━━━━━ Extracted information ━━━━━
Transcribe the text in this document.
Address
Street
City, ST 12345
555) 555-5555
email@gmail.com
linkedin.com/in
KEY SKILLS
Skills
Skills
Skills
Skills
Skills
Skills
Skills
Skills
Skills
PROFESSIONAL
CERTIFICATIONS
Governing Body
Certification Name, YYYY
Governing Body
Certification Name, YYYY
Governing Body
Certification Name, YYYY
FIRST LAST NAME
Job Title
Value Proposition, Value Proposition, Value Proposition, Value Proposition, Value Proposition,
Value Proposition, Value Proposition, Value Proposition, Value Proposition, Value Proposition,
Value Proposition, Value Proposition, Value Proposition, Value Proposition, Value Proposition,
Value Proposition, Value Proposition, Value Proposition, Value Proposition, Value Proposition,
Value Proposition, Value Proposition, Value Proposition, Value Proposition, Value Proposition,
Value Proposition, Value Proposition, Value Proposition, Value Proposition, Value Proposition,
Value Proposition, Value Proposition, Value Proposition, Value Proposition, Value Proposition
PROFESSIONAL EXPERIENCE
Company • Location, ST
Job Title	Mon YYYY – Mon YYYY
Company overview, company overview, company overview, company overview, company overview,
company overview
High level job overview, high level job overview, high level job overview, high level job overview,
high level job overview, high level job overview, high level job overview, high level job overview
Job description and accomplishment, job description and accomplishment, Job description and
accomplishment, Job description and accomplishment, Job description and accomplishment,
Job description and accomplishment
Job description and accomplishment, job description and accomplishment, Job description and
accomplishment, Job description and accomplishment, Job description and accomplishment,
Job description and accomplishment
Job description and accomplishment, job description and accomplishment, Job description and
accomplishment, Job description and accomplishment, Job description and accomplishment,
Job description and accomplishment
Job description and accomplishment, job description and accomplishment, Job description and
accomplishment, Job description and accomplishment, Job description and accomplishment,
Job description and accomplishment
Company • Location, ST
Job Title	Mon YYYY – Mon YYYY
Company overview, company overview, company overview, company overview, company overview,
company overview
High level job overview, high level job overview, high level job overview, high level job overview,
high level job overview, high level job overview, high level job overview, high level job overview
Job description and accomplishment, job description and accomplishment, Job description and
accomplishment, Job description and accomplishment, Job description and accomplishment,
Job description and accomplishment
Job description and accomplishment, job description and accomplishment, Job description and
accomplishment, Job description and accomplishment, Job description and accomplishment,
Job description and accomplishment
━━━━━
What the task requires: Every record should be repeated exactly; please leave none out.

Task response:
Transcribe the text in this document.
Address
Street
City, ST 12345
555) 555-5555
email@gmail.com
linkedin.com/in
KEY SKILLS
Skills
Skills
Skills
Skills
Skills
Skills
Skills
Skills
Skills
PROFESSIONAL
CERTIFICATIONS
Governing Body
Certification Name, YYYY
Governing Body
Certification Name, YYYY
Governing Body
Certification Name, YYYY
FIRST LAST NAME
Job Title
Value Proposition, Value Proposition, Value Proposition, Value Proposition, Value Proposition,
Value Proposition, Value Proposition, Value Proposition, Value Proposition, Value Proposition,
Value Proposition, Value Proposition, Value Proposition, Value Proposition, Value Proposition,
Value Proposition, Value Proposition, Value Proposition, Value Proposition, Value Proposition,
Value Proposition, Value Proposition, Value Proposition, Value Proposition, Value Proposition,
Value Proposition, Value Proposition, Value Proposition, Value Proposition, Value Proposition,
Value Proposition, Value Proposition, Value Proposition, Value Proposition, Value Proposition
PROFESSIONAL EXPERIENCE
Company • Location, ST
Job Title	Mon YYYY – Mon YYYY
Company overview, company overview, company overview, company overview, company overview,
company overview
High level job overview, high level job overview, high level job overview, high level job overview,
high level job overview, high level job overview, high level job overview, high level job overview
Job description and accomplishment, job description and accomplishment, Job description and
accomplishment, Job description and accomplishment, Job description and accomplishment,
Job description and accomplishment
Job description and accomplishment, job description and accomplishment, Job description and
accomplishment, Job description and accomplishment, Job description and accomplishment,
Job description and accomplishment
Job description and accomplishment, job description and accomplishment, Job description and
accomplishment, Job description and accomplishment, Job description and accomplishment,
Job description and accomplishment
Job description and accomplishment, job description and accomplishment, Job description and
accomplishment, Job description and accomplishment, Job description and accomplishment,
Job description and accomplishment
Company • Location, ST
Job Title	Mon YYYY – Mon YYYY
Company overview, company overview, company overview, company overview, company overview,
company overview
High level job overview, high level job overview, high level job overview, high level job overview,
high level job overview, high level job overview, high level job overview, high level job overview
Job description and accomplishment, job description and accomplishment, Job description and
accomplishment, Job description and accomplishment, Job description and accomplishment,
Job description and accomplishment
Job description and accomplishment, job description and accomplishment, Job description and
accomplishment, Job description and accomplishment, Job description and accomplishment,
Job description and accomplishment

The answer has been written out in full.